(Dataset entries)
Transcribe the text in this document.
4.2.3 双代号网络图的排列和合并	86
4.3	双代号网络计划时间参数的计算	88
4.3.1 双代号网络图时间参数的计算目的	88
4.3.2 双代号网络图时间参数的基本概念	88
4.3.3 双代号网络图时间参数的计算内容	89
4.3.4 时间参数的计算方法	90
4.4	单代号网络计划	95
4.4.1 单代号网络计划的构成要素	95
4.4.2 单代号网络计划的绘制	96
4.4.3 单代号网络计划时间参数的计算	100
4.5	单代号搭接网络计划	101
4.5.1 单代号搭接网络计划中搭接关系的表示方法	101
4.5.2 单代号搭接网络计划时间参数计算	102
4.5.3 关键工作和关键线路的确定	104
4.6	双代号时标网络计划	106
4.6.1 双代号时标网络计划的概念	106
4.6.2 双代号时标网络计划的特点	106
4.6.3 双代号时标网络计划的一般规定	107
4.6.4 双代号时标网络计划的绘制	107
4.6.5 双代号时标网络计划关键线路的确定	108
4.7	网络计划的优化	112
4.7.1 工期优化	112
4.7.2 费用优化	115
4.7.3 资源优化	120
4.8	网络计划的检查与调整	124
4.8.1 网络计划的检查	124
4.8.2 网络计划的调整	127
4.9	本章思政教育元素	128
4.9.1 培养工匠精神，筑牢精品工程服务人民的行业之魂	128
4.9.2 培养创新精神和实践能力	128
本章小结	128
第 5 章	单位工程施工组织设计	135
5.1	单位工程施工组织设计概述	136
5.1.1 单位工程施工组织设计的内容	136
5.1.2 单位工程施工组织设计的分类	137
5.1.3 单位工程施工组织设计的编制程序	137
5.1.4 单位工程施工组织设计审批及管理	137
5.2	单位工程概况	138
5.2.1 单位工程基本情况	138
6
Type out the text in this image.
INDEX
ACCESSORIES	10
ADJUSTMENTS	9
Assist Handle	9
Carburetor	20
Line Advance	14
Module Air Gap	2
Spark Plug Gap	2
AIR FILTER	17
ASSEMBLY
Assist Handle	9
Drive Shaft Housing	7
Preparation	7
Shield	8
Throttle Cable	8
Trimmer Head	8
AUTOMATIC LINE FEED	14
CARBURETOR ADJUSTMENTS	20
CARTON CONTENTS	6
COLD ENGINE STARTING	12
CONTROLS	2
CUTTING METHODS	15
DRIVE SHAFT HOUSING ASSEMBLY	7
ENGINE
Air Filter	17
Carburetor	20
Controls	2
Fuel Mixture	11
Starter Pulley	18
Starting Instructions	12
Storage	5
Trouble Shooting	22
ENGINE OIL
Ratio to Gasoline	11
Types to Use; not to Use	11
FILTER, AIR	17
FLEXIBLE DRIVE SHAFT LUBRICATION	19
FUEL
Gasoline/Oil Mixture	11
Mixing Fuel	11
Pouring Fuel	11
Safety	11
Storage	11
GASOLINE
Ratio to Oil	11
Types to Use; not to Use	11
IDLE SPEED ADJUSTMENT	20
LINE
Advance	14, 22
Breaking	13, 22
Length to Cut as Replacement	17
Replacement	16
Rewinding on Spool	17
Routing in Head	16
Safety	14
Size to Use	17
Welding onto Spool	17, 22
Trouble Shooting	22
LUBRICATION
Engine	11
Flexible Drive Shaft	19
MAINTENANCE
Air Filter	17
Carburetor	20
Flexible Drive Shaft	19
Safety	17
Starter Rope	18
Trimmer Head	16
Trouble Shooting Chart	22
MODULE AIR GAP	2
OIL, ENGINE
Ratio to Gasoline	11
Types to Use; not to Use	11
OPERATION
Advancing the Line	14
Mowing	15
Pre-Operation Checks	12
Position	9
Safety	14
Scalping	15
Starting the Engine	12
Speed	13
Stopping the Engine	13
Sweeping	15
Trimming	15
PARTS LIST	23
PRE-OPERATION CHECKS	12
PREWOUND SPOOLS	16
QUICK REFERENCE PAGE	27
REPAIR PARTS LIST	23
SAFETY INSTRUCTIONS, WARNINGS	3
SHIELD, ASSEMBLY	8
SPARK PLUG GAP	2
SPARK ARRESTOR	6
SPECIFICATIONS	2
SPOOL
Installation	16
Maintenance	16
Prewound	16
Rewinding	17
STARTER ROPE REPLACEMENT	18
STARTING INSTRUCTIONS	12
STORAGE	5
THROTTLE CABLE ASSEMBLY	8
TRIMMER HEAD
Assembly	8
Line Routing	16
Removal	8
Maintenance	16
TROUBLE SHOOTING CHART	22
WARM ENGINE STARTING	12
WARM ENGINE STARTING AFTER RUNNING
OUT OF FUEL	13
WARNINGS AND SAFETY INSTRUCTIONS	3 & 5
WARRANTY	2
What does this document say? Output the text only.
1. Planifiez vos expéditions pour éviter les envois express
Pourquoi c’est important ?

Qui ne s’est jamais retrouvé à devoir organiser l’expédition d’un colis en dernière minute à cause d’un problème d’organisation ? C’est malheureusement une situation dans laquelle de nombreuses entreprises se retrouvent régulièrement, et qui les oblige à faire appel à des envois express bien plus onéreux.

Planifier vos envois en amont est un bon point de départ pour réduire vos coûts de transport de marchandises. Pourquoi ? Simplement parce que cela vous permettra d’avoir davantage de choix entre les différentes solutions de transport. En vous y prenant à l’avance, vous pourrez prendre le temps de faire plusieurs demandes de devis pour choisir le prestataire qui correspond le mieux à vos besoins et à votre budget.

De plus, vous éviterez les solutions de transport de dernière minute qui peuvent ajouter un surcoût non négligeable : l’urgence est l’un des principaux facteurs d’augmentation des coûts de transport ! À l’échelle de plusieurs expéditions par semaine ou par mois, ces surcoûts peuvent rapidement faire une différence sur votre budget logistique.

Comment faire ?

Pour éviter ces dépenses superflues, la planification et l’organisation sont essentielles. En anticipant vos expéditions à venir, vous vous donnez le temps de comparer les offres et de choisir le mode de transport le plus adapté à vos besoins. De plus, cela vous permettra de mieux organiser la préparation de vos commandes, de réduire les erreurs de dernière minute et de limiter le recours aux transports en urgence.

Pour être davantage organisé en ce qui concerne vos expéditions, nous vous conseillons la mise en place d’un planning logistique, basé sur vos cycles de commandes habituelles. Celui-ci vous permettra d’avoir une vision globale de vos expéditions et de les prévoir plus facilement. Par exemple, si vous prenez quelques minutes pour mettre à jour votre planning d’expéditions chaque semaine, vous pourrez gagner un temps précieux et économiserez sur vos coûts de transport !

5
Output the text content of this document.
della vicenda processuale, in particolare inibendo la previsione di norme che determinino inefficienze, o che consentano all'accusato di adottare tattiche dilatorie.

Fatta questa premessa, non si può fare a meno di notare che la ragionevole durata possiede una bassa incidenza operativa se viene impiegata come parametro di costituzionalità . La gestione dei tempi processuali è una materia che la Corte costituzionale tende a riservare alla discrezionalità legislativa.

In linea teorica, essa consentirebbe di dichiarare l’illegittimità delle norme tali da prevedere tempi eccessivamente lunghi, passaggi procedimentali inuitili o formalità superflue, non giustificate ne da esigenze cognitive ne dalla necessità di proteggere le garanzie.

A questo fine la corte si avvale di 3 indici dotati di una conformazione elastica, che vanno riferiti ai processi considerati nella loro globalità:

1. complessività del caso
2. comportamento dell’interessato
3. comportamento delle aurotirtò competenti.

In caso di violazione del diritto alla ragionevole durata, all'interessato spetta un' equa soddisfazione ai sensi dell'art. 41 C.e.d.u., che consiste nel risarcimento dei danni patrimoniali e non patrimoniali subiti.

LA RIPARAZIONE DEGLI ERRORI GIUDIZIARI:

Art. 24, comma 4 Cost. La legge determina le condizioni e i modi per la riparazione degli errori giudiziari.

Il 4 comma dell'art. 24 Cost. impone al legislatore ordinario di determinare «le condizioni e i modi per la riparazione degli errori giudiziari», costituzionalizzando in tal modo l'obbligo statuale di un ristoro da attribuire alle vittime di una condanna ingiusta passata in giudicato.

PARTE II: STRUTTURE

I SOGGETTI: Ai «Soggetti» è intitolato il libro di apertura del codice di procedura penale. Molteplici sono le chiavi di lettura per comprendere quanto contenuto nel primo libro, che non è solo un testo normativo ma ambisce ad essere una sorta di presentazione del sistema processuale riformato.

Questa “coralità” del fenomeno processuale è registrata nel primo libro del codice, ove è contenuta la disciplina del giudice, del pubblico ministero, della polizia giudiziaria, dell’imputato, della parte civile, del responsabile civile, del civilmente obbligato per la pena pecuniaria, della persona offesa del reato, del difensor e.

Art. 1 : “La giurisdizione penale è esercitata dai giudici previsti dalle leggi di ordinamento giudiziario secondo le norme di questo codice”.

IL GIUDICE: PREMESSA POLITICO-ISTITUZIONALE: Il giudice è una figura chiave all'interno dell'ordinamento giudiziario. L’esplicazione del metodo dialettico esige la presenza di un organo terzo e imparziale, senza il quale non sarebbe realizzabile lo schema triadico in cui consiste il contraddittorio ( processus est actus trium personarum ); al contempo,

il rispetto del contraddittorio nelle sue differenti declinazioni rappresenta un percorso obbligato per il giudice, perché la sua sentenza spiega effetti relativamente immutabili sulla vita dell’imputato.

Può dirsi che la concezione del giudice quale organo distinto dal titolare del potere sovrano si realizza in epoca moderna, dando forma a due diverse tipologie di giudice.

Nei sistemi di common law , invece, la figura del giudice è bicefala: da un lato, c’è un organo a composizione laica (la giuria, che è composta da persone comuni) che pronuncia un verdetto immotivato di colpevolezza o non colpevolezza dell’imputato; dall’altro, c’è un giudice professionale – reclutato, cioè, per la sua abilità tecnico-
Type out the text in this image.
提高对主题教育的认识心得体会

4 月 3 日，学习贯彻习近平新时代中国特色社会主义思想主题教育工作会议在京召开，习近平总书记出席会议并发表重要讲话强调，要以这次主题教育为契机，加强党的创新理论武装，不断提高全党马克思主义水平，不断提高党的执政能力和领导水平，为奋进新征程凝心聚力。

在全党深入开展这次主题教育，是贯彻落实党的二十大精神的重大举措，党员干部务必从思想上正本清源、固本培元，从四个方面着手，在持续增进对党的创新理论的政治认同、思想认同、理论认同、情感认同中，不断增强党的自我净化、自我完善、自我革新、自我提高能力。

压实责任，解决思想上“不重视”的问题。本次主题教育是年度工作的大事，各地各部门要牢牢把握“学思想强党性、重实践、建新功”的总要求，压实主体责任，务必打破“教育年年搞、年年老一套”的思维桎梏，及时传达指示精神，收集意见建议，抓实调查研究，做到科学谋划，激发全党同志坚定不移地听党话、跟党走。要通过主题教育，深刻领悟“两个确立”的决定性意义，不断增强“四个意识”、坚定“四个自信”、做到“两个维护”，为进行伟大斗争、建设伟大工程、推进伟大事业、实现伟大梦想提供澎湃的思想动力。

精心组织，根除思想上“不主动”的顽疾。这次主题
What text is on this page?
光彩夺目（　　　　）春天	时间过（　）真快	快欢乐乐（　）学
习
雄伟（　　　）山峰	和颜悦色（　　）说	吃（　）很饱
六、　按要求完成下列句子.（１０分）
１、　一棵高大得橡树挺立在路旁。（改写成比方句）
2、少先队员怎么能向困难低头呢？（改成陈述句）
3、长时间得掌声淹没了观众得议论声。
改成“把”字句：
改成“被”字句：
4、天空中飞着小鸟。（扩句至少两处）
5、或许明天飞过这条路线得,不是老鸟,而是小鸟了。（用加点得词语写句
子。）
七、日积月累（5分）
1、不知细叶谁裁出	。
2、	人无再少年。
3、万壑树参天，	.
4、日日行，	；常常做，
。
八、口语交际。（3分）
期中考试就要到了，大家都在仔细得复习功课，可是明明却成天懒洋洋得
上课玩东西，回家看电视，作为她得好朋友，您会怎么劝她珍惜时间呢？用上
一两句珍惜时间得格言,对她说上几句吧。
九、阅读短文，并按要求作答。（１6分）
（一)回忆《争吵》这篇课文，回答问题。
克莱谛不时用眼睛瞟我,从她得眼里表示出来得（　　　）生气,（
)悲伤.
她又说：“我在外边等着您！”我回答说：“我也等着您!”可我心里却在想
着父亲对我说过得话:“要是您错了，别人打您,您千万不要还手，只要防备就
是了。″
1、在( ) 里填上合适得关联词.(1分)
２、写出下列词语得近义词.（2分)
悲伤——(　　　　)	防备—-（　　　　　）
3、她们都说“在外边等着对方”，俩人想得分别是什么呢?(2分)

### Problem
Repeat word for word every line from the one that holds "What text is on this page?" to the end. Both ends count.

### Full response
What text is on this page?
光彩夺目（　　　　）春天	时间过（　）真快	快欢乐乐（　）学
习
雄伟（　　　）山峰	和颜悦色（　　）说	吃（　）很饱
六、　按要求完成下列句子.（１０分）
１、　一棵高大得橡树挺立在路旁。（改写成比方句）
2、少先队员怎么能向困难低头呢？（改成陈述句）
3、长时间得掌声淹没了观众得议论声。
改成“把”字句：
改成“被”字句：
4、天空中飞着小鸟。（扩句至少两处）
5、或许明天飞过这条路线得,不是老鸟,而是小鸟了。（用加点得词语写句
子。）
七、日积月累（5分）
1、不知细叶谁裁出	。
2、	人无再少年。
3、万壑树参天，	.
4、日日行，	；常常做，
。
八、口语交际。（3分）
期中考试就要到了，大家都在仔细得复习功课，可是明明却成天懒洋洋得
上课玩东西，回家看电视，作为她得好朋友，您会怎么劝她珍惜时间呢？用上
一两句珍惜时间得格言,对她说上几句吧。
九、阅读短文，并按要求作答。（１6分）
（一)回忆《争吵》这篇课文，回答问题。
克莱谛不时用眼睛瞟我,从她得眼里表示出来得（　　　）生气,（
)悲伤.
她又说：“我在外边等着您！”我回答说：“我也等着您!”可我心里却在想
着父亲对我说过得话:“要是您错了，别人打您,您千万不要还手，只要防备就
是了。″
1、在( ) 里填上合适得关联词.(1分)
２、写出下列词语得近义词.（2分)
悲伤——(　　　　)	防备—-（　　　　　）
3、她们都说“在外边等着对方”，俩人想得分别是什么呢?(2分)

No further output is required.